Quoted passage >>

━━━━━━━━━━━━━━━━━━━━━━━━━━━━━━

New construction on southern border wall underway in South Texas

United State capitol in Washington, D.C. © iStock - Muni Yogeshwaran

By Bethany Blankley | The Center Square

Construction has begun on the first new border wall near the Donna-Rio Bravo International Bridge along the southern border with Mexico, according to information released by the U.S. Department of Homeland Security.

The international bridge allows travel between the southern border city of Donna, Texas, and Rio Bravo, Tamaulipas, Mexico. The area is less congested than other points of entry along the southern border, which the city of Donna claims, allows the fastest crossings to and from Mexico.

The gate construction project includes the installation of automated border wall gates, associated equipment, and site improvements at current openings in the existing barrier in the U.S. Border Patrol’s (USBP) Rio Grande Valley (RGV) Sector, DHS reports. Once completed, a 150-foot border enforcement zone will be implemented around the wall.

The project is being built through a partnership among U.S. Customs and Border Protection, the U.S. Army Corps of Engineers, and Gibraltar-Caddell Joint Venture, which was awarded a $296 million contract July 31. It encompasses building 22 miles of noncontiguous border wall beginning east of Santa Ana, and 18 to 30-foot tall steel bollards filling the gaps within an existing wall built in 2008.

━━━━━━━━━━━━━━━━━━━━━━━━━━━━━━

Data to process >>
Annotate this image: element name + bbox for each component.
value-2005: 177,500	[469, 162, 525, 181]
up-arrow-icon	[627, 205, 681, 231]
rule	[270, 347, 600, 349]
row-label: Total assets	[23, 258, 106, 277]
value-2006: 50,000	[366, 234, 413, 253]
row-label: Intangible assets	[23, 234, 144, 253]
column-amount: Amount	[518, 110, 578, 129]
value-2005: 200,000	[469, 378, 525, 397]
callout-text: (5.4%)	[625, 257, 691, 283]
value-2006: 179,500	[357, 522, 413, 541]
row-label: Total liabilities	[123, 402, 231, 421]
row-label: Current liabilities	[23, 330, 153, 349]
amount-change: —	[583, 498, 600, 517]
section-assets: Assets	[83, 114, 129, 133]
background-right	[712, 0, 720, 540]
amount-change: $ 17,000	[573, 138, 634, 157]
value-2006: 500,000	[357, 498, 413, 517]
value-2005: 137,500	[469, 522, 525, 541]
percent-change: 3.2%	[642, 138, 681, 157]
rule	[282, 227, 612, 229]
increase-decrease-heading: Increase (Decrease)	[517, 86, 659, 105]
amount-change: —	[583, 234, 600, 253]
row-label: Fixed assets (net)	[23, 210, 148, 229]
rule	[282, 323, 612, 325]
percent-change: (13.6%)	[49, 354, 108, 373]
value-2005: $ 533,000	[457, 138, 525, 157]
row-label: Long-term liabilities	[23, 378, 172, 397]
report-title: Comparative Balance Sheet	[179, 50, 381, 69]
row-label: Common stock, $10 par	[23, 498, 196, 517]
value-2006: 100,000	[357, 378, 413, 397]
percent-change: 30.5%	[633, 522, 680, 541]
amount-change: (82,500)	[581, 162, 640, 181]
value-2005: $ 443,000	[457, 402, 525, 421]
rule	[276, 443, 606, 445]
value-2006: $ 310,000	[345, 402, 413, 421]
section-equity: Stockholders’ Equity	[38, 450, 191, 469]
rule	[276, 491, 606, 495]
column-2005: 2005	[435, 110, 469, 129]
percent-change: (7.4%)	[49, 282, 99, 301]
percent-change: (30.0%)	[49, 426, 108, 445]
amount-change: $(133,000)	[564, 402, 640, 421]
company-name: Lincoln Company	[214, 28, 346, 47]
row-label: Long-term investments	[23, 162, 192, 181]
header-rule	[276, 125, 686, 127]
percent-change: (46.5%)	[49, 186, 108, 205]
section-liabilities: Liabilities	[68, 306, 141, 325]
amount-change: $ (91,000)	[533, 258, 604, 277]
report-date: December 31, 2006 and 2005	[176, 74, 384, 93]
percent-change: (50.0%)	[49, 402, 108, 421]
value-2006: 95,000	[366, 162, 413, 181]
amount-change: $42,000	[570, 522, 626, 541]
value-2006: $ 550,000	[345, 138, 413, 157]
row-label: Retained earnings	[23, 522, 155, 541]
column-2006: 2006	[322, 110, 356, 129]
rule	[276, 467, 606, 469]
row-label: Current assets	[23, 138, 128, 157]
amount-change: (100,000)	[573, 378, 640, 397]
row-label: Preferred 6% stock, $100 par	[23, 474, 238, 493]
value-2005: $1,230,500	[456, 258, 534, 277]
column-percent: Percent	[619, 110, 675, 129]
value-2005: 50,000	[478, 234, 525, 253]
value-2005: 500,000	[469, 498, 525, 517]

━━━━━━━━━━━━━━━━━━━━━━━━━━━━━━

Tasks to carry out >>
A. Name every organization that the border wall article lists as a partner in building the project.
B. Copy everything in the listing from its first line down to the line containing "234, 413, 253]", including both of those lines.

Results of the exercise >>
A.
- U.S. Customs and Border Protection
- the U.S. Army Corps of Engineers
- Gibraltar-Caddell Joint Venture

B.
Annotate this image: element name + bbox for each component.
value-2005: 177,500	[469, 162, 525, 181]
up-arrow-icon	[627, 205, 681, 231]
rule	[270, 347, 600, 349]
row-label: Total assets	[23, 258, 106, 277]
value-2006: 50,000	[366, 234, 413, 253]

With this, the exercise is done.